(Recorded data)
---+---

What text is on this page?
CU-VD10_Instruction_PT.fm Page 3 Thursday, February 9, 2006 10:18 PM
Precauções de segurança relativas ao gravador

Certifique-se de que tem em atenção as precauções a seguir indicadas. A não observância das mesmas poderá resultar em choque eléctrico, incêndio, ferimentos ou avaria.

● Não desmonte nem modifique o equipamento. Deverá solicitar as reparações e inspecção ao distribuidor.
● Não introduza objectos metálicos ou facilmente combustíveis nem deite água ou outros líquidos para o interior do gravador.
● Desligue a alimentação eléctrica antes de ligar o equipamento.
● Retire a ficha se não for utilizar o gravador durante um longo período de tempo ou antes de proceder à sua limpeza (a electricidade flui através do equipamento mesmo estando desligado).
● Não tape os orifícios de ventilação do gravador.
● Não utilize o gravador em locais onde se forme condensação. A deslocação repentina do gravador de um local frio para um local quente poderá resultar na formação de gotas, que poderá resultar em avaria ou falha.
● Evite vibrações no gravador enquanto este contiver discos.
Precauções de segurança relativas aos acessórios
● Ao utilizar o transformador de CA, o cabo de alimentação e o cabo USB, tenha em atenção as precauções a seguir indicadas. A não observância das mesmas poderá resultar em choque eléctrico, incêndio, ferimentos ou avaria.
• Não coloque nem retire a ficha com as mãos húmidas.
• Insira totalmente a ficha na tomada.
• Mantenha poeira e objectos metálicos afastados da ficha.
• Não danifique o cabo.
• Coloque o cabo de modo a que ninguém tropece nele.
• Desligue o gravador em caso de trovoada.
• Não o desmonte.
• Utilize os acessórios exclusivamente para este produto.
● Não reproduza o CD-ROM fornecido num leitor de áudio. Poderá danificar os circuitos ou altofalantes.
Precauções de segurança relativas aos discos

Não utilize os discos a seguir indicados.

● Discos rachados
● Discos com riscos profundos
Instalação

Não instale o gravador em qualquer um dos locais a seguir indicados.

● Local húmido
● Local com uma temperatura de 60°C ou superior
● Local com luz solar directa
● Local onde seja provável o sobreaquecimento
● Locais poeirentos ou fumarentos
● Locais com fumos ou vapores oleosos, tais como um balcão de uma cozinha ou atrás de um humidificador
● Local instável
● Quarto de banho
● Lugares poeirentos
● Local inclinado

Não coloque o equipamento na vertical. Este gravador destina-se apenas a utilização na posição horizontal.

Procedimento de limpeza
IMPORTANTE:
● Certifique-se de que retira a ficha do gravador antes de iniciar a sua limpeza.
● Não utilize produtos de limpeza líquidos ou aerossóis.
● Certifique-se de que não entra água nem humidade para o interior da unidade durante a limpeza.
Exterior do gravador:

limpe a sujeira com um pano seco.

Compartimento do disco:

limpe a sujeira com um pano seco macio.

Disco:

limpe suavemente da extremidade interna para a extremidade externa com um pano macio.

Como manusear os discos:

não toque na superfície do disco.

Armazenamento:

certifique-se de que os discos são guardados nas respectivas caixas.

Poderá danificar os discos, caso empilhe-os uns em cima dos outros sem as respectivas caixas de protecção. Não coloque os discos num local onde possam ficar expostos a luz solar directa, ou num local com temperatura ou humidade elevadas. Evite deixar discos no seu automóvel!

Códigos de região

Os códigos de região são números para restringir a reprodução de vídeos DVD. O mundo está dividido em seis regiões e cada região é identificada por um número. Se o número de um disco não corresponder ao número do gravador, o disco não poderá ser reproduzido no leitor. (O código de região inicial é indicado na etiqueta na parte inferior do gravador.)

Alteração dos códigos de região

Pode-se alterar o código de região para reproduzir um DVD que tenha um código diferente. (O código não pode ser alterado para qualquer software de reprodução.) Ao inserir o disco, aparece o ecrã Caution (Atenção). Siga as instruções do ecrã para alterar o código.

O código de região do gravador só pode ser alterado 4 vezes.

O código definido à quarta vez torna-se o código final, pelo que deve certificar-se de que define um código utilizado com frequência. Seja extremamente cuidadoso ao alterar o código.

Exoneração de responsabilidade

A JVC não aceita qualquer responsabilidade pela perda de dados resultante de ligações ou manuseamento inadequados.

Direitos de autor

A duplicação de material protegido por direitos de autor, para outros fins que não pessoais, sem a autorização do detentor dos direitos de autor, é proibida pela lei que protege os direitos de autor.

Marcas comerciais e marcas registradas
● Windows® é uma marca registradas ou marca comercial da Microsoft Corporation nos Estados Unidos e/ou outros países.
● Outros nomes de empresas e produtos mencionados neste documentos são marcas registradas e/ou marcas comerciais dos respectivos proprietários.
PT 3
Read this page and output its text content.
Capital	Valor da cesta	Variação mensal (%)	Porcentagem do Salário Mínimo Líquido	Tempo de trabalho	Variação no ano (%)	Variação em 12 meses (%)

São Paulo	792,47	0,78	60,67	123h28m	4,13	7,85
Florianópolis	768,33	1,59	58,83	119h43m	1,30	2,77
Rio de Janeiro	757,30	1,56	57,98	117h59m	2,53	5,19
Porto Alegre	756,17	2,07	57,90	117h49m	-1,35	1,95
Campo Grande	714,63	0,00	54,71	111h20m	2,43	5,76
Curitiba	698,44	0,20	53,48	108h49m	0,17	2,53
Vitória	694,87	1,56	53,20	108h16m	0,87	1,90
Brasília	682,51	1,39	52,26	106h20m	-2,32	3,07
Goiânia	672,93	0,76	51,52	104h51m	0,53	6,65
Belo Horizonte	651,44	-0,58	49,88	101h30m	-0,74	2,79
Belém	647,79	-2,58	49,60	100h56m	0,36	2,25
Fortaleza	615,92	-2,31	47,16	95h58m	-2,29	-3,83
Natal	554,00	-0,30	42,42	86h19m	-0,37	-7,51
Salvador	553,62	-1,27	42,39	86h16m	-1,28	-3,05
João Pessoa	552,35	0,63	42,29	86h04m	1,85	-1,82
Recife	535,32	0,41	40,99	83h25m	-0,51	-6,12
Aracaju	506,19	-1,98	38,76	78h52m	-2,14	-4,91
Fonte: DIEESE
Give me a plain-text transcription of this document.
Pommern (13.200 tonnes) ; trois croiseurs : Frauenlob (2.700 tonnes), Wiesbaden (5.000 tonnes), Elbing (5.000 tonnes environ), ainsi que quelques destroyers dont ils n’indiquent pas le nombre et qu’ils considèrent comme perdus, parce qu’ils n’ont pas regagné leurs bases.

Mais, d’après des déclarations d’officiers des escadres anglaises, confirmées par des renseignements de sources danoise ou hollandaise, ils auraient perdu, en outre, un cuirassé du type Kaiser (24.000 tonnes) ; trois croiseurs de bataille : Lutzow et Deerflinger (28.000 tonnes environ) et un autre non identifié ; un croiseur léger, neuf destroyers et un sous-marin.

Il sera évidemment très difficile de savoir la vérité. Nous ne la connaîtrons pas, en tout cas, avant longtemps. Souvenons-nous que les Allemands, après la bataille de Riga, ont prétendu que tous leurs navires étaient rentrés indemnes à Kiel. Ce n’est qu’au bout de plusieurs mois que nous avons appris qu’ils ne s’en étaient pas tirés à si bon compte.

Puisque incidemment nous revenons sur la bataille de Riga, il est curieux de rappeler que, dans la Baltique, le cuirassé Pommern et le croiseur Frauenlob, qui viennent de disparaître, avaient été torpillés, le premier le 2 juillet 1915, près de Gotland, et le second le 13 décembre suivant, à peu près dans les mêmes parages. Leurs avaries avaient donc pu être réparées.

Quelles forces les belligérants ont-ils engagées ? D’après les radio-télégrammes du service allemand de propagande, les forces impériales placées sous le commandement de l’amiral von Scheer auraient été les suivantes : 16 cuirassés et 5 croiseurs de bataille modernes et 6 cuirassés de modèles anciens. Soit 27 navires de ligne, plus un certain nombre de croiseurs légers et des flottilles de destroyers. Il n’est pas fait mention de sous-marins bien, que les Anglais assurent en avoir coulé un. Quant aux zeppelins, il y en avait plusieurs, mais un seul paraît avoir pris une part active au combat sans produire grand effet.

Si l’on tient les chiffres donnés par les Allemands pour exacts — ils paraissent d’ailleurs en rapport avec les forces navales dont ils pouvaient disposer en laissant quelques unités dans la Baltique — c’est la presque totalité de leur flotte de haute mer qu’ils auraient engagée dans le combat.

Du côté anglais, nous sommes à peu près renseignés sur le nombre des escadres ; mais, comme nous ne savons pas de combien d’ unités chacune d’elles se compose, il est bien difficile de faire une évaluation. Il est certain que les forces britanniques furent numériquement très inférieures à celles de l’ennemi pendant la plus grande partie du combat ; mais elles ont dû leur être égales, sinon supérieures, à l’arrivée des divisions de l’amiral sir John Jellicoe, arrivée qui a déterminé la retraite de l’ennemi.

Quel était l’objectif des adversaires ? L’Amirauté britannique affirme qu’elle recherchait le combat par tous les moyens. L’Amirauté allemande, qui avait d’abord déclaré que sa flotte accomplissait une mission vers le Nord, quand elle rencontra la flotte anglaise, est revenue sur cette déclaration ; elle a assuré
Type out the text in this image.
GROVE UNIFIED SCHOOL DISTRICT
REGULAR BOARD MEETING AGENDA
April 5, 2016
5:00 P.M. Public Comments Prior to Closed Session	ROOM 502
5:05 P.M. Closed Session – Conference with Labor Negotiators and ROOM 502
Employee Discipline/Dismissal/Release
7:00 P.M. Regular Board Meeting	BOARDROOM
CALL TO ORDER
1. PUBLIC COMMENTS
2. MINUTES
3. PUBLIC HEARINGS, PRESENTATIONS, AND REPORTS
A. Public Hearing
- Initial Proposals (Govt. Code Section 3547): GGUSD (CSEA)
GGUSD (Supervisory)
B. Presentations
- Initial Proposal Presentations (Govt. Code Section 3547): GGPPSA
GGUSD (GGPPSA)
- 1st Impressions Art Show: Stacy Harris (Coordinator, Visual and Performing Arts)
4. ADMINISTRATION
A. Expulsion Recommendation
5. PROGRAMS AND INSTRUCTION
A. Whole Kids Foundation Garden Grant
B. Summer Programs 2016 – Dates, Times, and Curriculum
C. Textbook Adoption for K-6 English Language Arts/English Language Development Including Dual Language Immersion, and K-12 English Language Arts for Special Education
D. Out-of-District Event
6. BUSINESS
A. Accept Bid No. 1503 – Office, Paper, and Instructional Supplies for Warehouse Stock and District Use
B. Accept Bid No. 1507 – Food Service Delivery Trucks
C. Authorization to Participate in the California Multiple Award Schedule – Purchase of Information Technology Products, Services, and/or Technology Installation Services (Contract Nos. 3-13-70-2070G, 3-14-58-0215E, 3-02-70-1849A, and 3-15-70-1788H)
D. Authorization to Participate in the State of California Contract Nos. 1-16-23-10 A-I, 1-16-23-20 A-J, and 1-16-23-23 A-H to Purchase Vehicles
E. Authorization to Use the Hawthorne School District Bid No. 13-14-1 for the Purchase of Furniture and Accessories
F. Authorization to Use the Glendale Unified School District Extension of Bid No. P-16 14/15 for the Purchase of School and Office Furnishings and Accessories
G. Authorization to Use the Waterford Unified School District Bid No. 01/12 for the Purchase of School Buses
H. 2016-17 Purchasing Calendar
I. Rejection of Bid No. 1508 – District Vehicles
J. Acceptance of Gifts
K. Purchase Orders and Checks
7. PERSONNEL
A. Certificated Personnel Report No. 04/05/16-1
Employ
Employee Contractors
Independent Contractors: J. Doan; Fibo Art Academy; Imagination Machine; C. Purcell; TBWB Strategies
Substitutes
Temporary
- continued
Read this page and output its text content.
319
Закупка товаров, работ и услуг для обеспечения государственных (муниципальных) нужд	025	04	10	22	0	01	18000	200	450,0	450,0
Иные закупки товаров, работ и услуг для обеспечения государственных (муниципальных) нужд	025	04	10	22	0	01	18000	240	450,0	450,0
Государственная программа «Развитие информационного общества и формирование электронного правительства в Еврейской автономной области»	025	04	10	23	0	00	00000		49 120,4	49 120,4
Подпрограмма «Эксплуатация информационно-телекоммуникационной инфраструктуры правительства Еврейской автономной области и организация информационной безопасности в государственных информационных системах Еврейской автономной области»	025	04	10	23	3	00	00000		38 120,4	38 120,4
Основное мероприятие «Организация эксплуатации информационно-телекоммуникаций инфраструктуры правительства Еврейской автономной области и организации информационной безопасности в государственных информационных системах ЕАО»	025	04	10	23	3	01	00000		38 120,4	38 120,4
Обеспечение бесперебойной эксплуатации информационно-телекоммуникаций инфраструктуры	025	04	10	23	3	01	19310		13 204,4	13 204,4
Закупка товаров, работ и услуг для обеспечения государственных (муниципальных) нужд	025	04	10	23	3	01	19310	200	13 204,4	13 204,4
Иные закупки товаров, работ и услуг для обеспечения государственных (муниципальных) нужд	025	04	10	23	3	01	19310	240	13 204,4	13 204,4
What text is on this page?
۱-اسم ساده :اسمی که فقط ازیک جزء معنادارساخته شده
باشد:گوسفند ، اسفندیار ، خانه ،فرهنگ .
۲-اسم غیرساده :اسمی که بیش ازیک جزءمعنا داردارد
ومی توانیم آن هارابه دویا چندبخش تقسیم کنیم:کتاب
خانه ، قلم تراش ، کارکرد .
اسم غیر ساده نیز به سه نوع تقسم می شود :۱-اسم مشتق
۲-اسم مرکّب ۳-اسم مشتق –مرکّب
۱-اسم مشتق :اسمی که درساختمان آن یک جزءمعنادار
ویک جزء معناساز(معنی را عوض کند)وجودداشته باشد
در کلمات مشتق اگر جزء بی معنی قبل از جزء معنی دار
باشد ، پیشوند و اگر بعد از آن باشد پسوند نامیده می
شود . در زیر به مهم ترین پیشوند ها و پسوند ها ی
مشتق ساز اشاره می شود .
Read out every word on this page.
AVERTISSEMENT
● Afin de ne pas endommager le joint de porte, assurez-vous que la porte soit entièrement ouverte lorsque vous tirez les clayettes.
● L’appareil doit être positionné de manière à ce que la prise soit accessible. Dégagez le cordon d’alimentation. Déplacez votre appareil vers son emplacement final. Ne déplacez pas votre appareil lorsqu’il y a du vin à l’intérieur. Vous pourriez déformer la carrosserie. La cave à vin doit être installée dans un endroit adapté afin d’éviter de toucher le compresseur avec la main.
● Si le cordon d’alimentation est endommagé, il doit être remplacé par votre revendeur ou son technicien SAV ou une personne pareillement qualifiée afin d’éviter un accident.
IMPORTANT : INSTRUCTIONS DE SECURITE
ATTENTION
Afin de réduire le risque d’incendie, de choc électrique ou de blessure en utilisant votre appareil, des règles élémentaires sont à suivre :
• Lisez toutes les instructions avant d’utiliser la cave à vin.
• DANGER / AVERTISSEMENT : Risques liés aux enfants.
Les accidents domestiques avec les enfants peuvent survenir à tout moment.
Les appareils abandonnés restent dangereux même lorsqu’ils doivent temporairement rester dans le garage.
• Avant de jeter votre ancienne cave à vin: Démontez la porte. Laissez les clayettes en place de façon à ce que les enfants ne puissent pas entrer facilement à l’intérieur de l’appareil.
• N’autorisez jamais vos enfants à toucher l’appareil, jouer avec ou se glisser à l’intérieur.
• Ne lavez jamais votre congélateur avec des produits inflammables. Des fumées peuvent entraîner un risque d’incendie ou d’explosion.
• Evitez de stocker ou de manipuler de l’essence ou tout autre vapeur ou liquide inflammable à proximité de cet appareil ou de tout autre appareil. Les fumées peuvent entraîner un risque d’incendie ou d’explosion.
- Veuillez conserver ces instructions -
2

---+---

[WRITTEN EXERCISE]:
Filter the entries and copy out every line with the word "choque".

[RESULT OF THE EXERCISE]:
Certifique-se de que tem em atenção as precauções a seguir indicadas. A não observância das mesmas poderá resultar em choque eléctrico, incêndio, ferimentos ou avaria.
● Ao utilizar o transformador de CA, o cabo de alimentação e o cabo USB, tenha em atenção as precauções a seguir indicadas. A não observância das mesmas poderá resultar em choque eléctrico, incêndio, ferimentos ou avaria.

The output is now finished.